Dataset entries:
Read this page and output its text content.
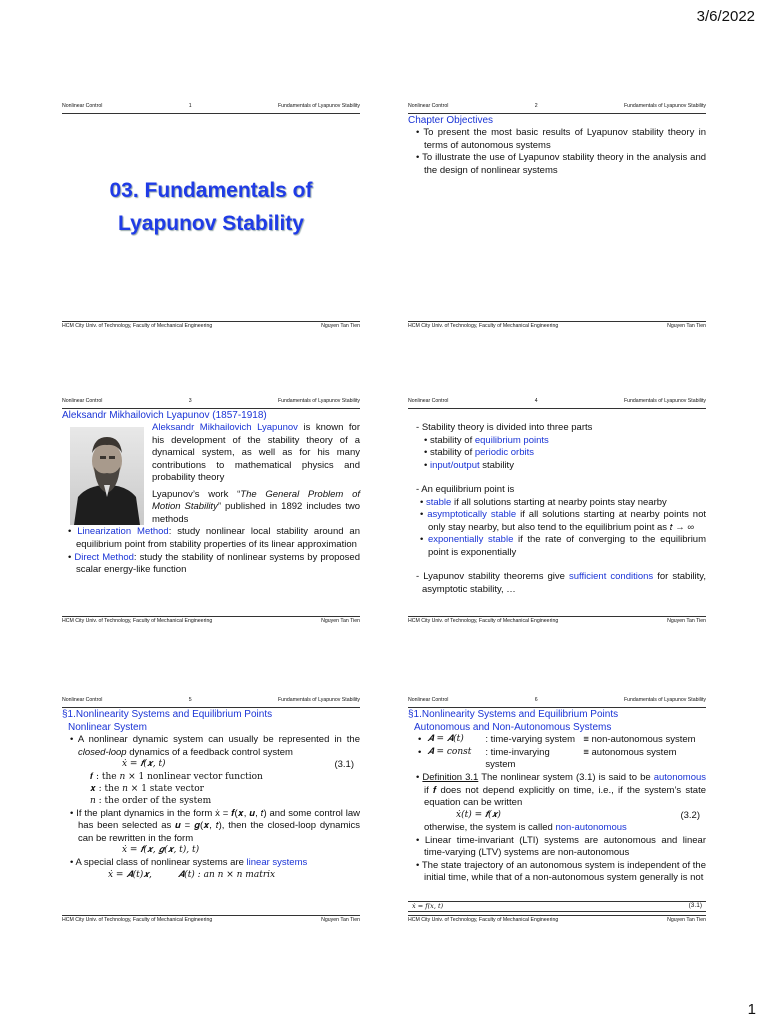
3/6/2022
Nonlinear Control	1	Fundamentals of Lyapunov Stability
03. Fundamentals of
Lyapunov Stability
HCM City Univ. of Technology, Faculty of Mechanical Engineering	Nguyen Tan Tien
Nonlinear Control	2	Fundamentals of Lyapunov Stability
Chapter Objectives
• To present the most basic results of Lyapunov stability theory in terms of autonomous systems
• To illustrate the use of Lyapunov stability theory in the analysis and the design of nonlinear systems
HCM City Univ. of Technology, Faculty of Mechanical Engineering	Nguyen Tan Tien
Nonlinear Control	3	Fundamentals of Lyapunov Stability
Aleksandr Mikhailovich Lyapunov (1857-1918)
Aleksandr Mikhailovich Lyapunov is known for his development of the stability theory of a dynamical system, as well as for his many contributions to mathematical physics and probability theory
Lyapunov’s work “The General Problem of Motion Stability” published in 1892 includes two methods
• Linearization Method: study nonlinear local stability around an equilibrium point from stability properties of its linear approximation
• Direct Method: study the stability of nonlinear systems by proposed scalar energy-like function
HCM City Univ. of Technology, Faculty of Mechanical Engineering	Nguyen Tan Tien
Nonlinear Control	4	Fundamentals of Lyapunov Stability
- Stability theory is divided into three parts
• stability of equilibrium points
• stability of periodic orbits
• input/output stability
- An equilibrium point is
• stable if all solutions starting at nearby points stay nearby
• asymptotically stable if all solutions starting at nearby points not only stay nearby, but also tend to the equilibrium point as 𝑡 → ∞
• exponentially stable if the rate of converging to the equilibrium point is exponentially
- Lyapunov stability theorems give sufficient conditions for stability, asymptotic stability, …
HCM City Univ. of Technology, Faculty of Mechanical Engineering	Nguyen Tan Tien
Nonlinear Control	5	Fundamentals of Lyapunov Stability
§1.Nonlinearity Systems and Equilibrium Points
Nonlinear System
• A nonlinear dynamic system can usually be represented in the closed-loop dynamics of a feedback control system
ẋ = 𝒇(𝒙, 𝑡)	(3.1)
𝒇 : the 𝑛 × 1 nonlinear vector function
𝒙 : the 𝑛 × 1 state vector
𝑛 : the order of the system
• If the plant dynamics in the form ẋ = 𝒇(𝒙, 𝒖, 𝑡) and some control law has been selected as 𝒖 = 𝒈(𝒙, 𝑡), then the closed-loop dynamics can be rewritten in the form
ẋ = 𝒇(𝒙, 𝒈(𝒙, 𝑡), 𝑡)
• A special class of nonlinear systems are linear systems
ẋ = 𝑨(𝑡)𝒙,	𝑨(𝑡) : an 𝑛 × 𝑛 matrix
HCM City Univ. of Technology, Faculty of Mechanical Engineering	Nguyen Tan Tien
Nonlinear Control	6	Fundamentals of Lyapunov Stability
§1.Nonlinearity Systems and Equilibrium Points
Autonomous and Non-Autonomous Systems
• 𝑨 = 𝑨(𝑡)	: time-varying system ≡ non-autonomous system
• 𝑨 = 𝑐𝑜𝑛𝑠𝑡	: time-invarying system
≡ autonomous system
• Definition 3.1 The nonlinear system (3.1) is said to be autonomous if 𝒇 does not depend explicitly on time, i.e., if the system’s state equation can be written
ẋ(𝑡) = 𝒇(𝒙)	(3.2)
otherwise, the system is called non-autonomous
• Linear time-invariant (LTI) systems are autonomous and linear time-varying (LTV) systems are non-autonomous
• The state trajectory of an autonomous system is independent of the initial time, while that of a non-autonomous system generally is not
ẋ = 𝑓(𝑥, 𝑡)	(3.1)
HCM City Univ. of Technology, Faculty of Mechanical Engineering	Nguyen Tan Tien
1
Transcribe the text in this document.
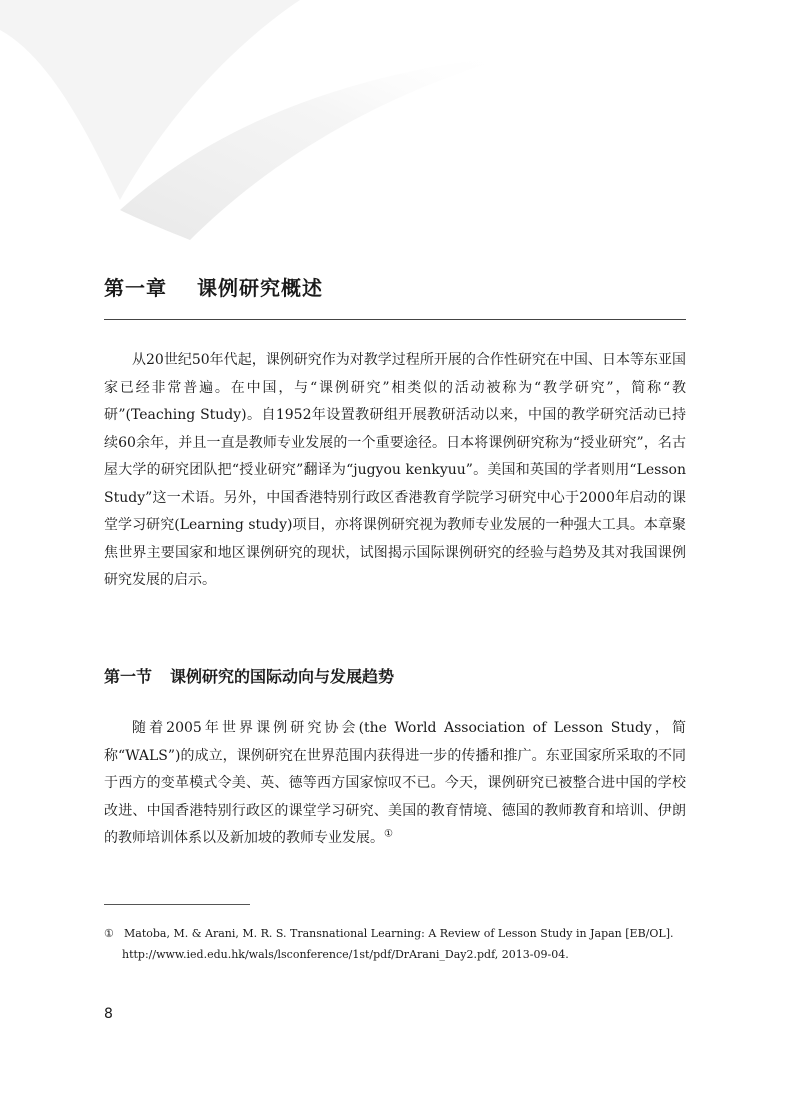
第一章 课例研究概述

从20世纪50年代起，课例研究作为对教学过程所开展的合作性研究在中国、日本等东亚国家已经非常普遍。在中国，与“课例研究”相类似的活动被称为“教学研究”，简称“教研”(Teaching Study)。自1952年设置教研组开展教研活动以来，中国的教学研究活动已持续60余年，并且一直是教师专业发展的一个重要途径。日本将课例研究称为“授业研究”，名古屋大学的研究团队把“授业研究”翻译为“jugyou kenkyuu”。美国和英国的学者则用“Lesson Study”这一术语。另外，中国香港特别行政区香港教育学院学习研究中心于2000年启动的课堂学习研究(Learning study)项目，亦将课例研究视为教师专业发展的一种强大工具。本章聚焦世界主要国家和地区课例研究的现状，试图揭示国际课例研究的经验与趋势及其对我国课例研究发展的启示。

第一节 课例研究的国际动向与发展趋势

随着2005年世界课例研究协会(the World Association of Lesson Study，简称“WALS”)的成立，课例研究在世界范围内获得进一步的传播和推广。东亚国家所采取的不同于西方的变革模式令美、英、德等西方国家惊叹不已。今天，课例研究已被整合进中国的学校改进、中国香港特别行政区的课堂学习研究、美国的教育情境、德国的教师教育和培训、伊朗的教师培训体系以及新加坡的教师专业发展。①

① Matoba, M. & Arani, M. R. S. Transnational Learning: A Review of Lesson Study in Japan [EB/OL].
http://www.ied.edu.hk/wals/lsconference/1st/pdf/DrArani_Day2.pdf, 2013-09-04.

8
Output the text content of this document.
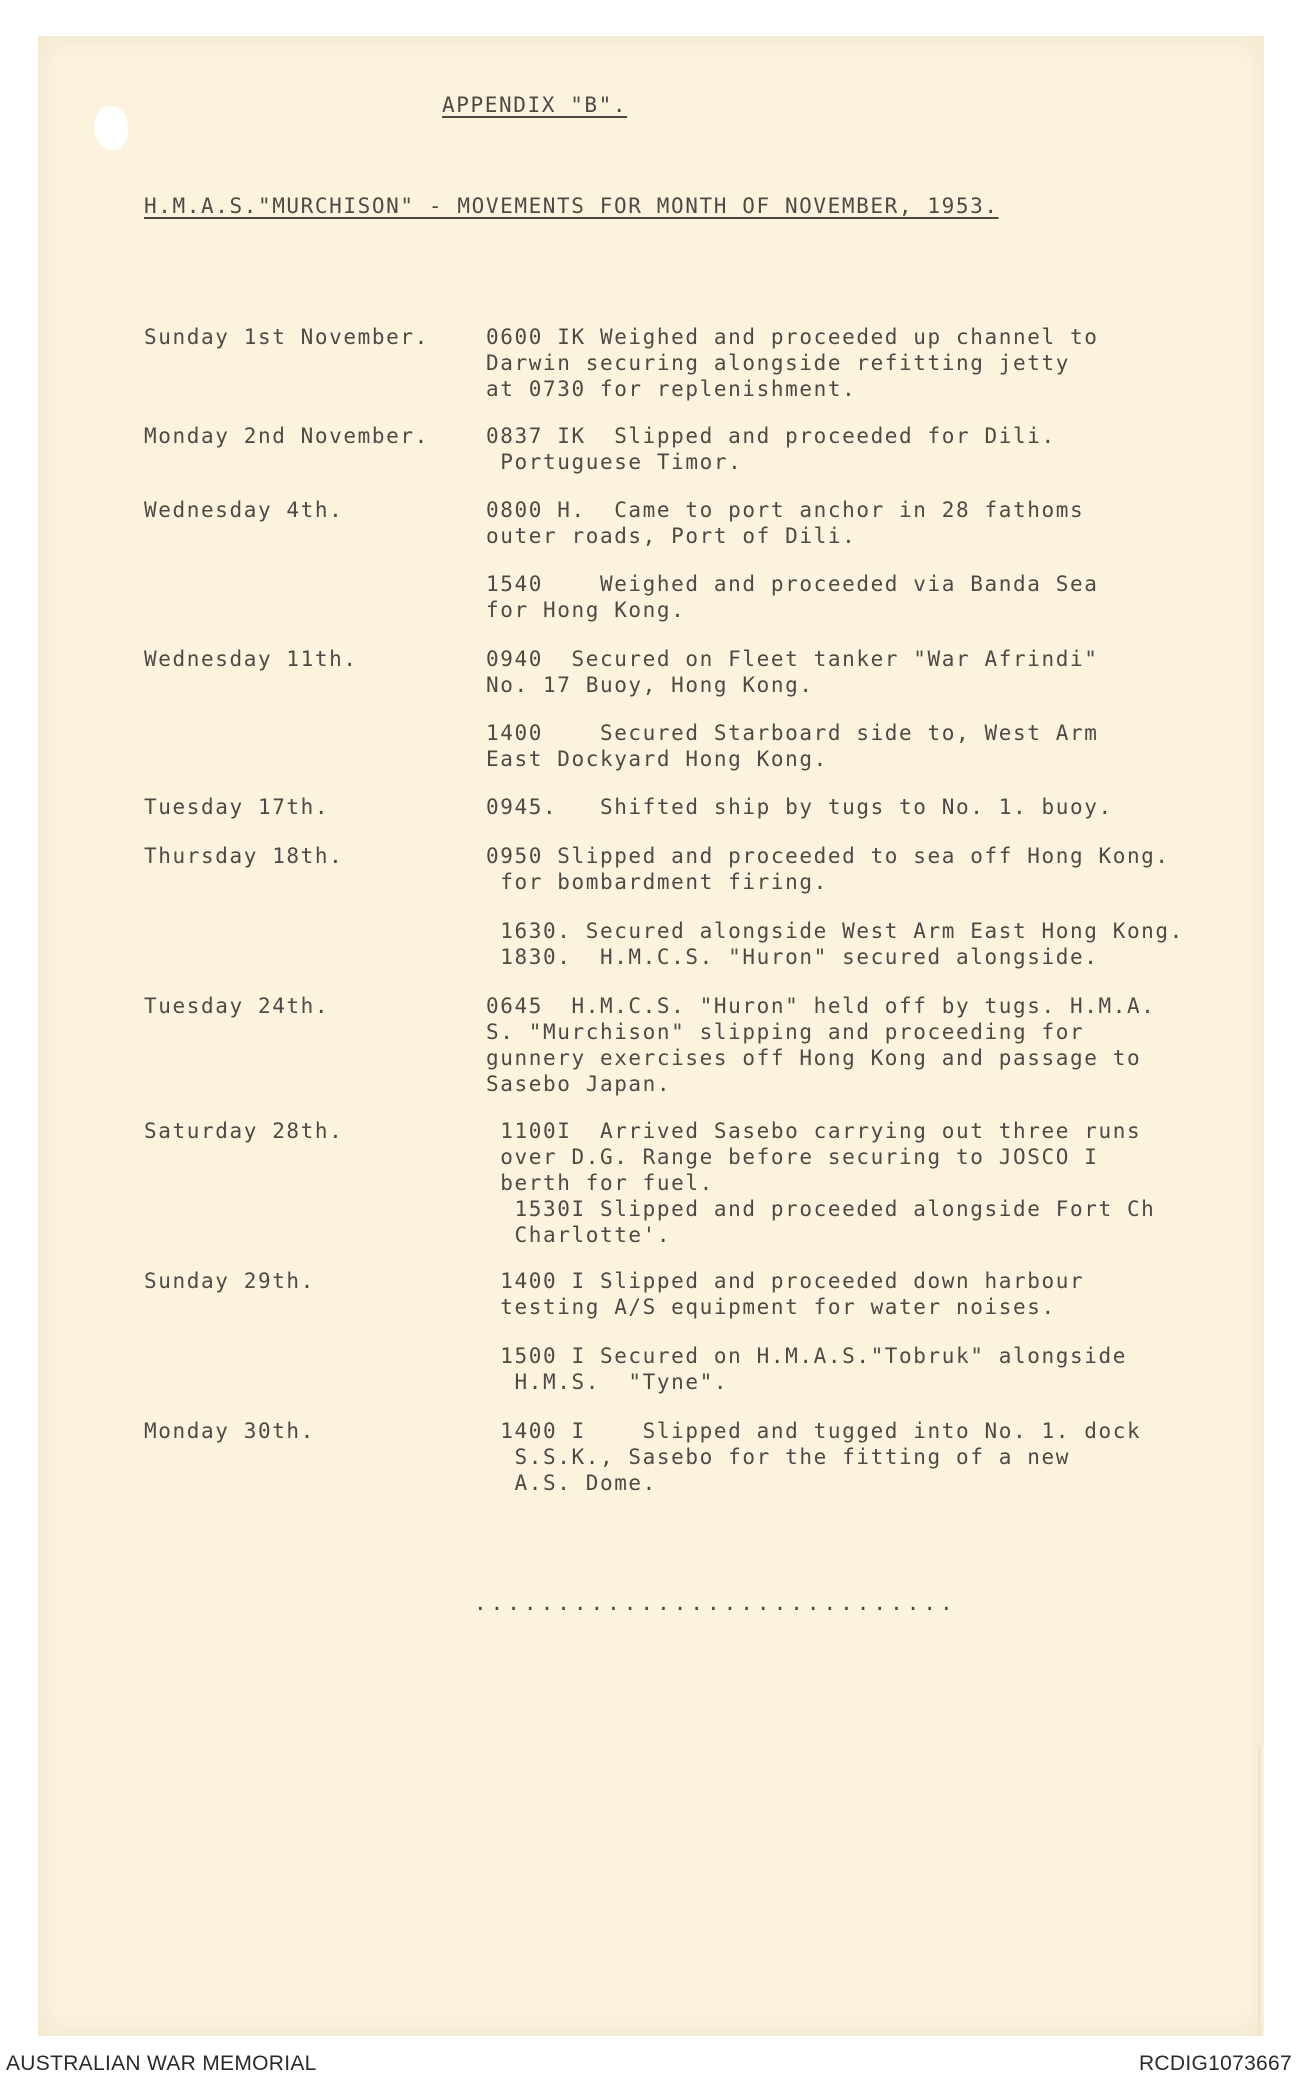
APPENDIX "B".
H.M.A.S."MURCHISON" - MOVEMENTS FOR MONTH OF NOVEMBER, 1953.
Sunday 1st November.	0600 IK Weighed and proceeded up channel to
Darwin securing alongside refitting jetty
at 0730 for replenishment.
Monday 2nd November.	0837 IK  Slipped and proceeded for Dili.
Portuguese Timor.
Wednesday 4th.	0800 H.  Came to port anchor in 28 fathoms
outer roads, Port of Dili.
1540    Weighed and proceeded via Banda Sea
for Hong Kong.
Wednesday 11th.	0940  Secured on Fleet tanker "War Afrindi"
No. 17 Buoy, Hong Kong.
1400    Secured Starboard side to, West Arm
East Dockyard Hong Kong.
Tuesday 17th.	0945.   Shifted ship by tugs to No. 1. buoy.
Thursday 18th.	0950 Slipped and proceeded to sea off Hong Kong.
for bombardment firing.
1630. Secured alongside West Arm East Hong Kong.
1830.  H.M.C.S. "Huron" secured alongside.
Tuesday 24th.	0645  H.M.C.S. "Huron" held off by tugs. H.M.A.
S. "Murchison" slipping and proceeding for
gunnery exercises off Hong Kong and passage to
Sasebo Japan.
Saturday 28th.	1100I  Arrived Sasebo carrying out three runs
over D.G. Range before securing to JOSCO I
berth for fuel.
1530I Slipped and proceeded alongside Fort Ch
Charlotte'.
Sunday 29th.	1400 I Slipped and proceeded down harbour
testing A/S equipment for water noises.
1500 I Secured on H.M.A.S."Tobruk" alongside
H.M.S.  "Tyne".
Monday 30th.	1400 I    Slipped and tugged into No. 1. dock
S.S.K., Sasebo for the fitting of a new
A.S. Dome.
.............................
AUSTRALIAN WAR MEMORIAL	RCDIG1073667
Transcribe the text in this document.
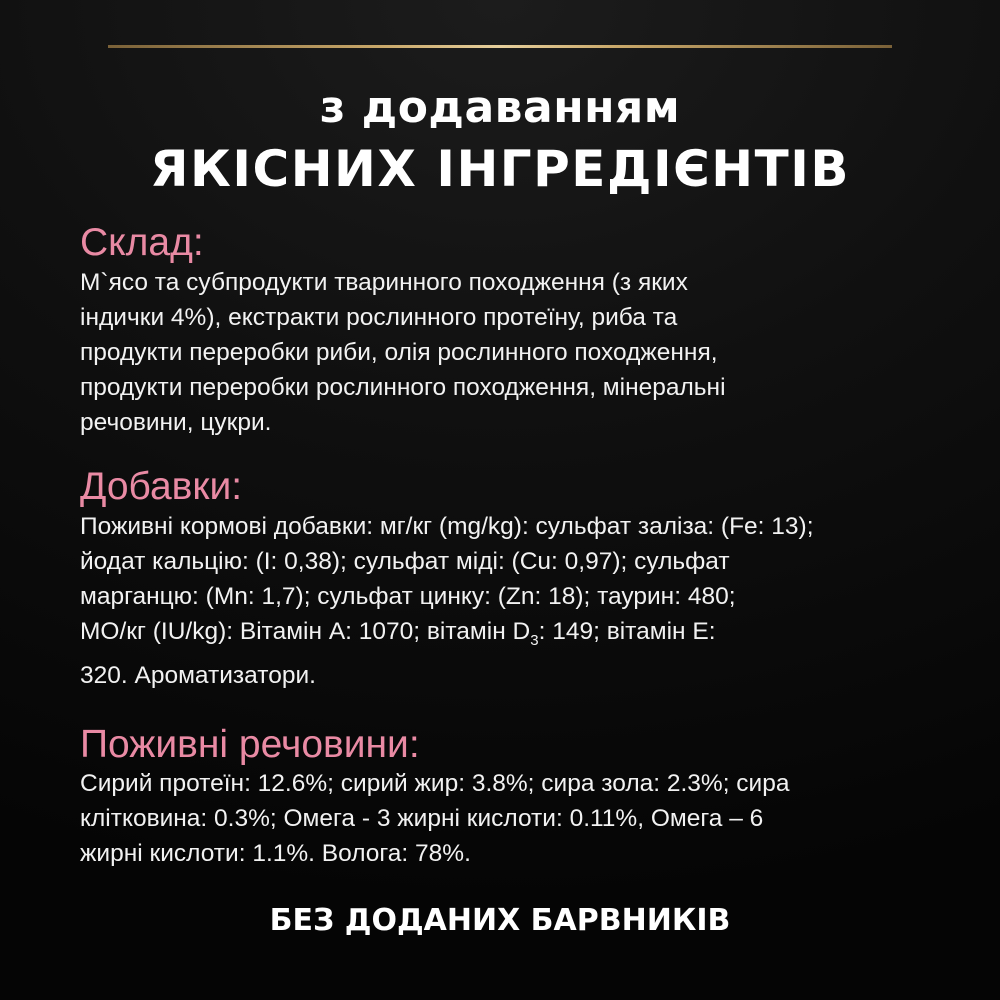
з додаванням
ЯКІСНИХ ІНГРЕДІЄНТІВ
Склад:

М`ясо та субпродукти тваринного походження (з яких
індички 4%), екстракти рослинного протеїну, риба та
продукти переробки риби, олія рослинного походження,
продукти переробки рослинного походження, мінеральні
речовини, цукри.

Добавки:

Поживні кормові добавки: мг/кг (mg/kg): сульфат заліза: (Fe: 13);
йодат кальцію: (I: 0,38); сульфат міді: (Cu: 0,97); сульфат
марганцю: (Mn: 1,7); сульфат цинку: (Zn: 18); таурин: 480;
МО/кг (IU/kg): Вітамін А: 1070; вітамін $D_3$: 149; вітамін Е:
320. Ароматизатори.

Поживні речовини:

Сирий протеїн: 12.6%; сирий жир: 3.8%; сира зола: 2.3%; сира
клітковина: 0.3%; Омега - 3 жирні кислоти: 0.11%, Омега – 6
жирні кислоти: 1.1%. Волога: 78%.

БЕЗ ДОДАНИХ БАРВНИКІВ
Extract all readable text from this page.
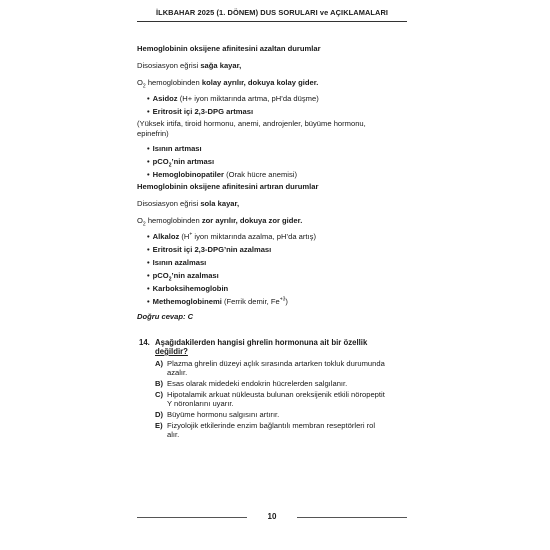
İLKBAHAR 2025 (1. DÖNEM) DUS SORULARI ve AÇIKLAMALARI
Hemoglobinin oksijene afinitesini azaltan durumlar
Disosiasyon eğrisi sağa kayar,
$O_2$ hemoglobinden kolay ayrılır, dokuya kolay gider.
• Asidoz (H+ iyon miktarında artma, pH’da düşme)
• Eritrosit içi 2,3-DPG artması
(Yüksek irtifa, tiroid hormonu, anemi, androjenler, büyüme hormonu,
epinefrin)
• Isının artması
• pCO$_2$’nin artması
• Hemoglobinopatiler (Orak hücre anemisi)
Hemoglobinin oksijene afinitesini artıran durumlar
Disosiasyon eğrisi sola kayar,
$O_2$ hemoglobinden zor ayrılır, dokuya zor gider.
• Alkaloz (H+ iyon miktarında azalma, pH’da artış)
• Eritrosit içi 2,3-DPG’nin azalması
• Isının azalması
• pCO$_2$’nin azalması
• Karboksihemoglobin
• Methemoglobinemi (Ferrik demir, $Fe^{+3}$)
Doğru cevap: C
14. Aşağıdakilerden hangisi ghrelin hormonuna ait bir özellik
değildir?
A) Plazma ghrelin düzeyi açlık sırasında artarken tokluk durumunda
azalır.
B) Esas olarak midedeki endokrin hücrelerden salgılanır.
C) Hipotalamik arkuat nükleusta bulunan oreksijenik etkili nöropeptit
Y nöronlarını uyarır.
D) Büyüme hormonu salgısını artırır.
E) Fizyolojik etkilerinde enzim bağlantılı membran reseptörleri rol
alır.
10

* TASK TO CARRY OUT *
Working from the entries above, return all lines that contain "alongside".

* SOLUTION *
Darwin securing alongside refitting jetty
1630. Secured alongside West Arm East Hong Kong.
1830.  H.M.C.S. "Huron" secured alongside.
1530I Slipped and proceeded alongside Fort Ch
1500 I Secured on H.M.A.S."Tobruk" alongside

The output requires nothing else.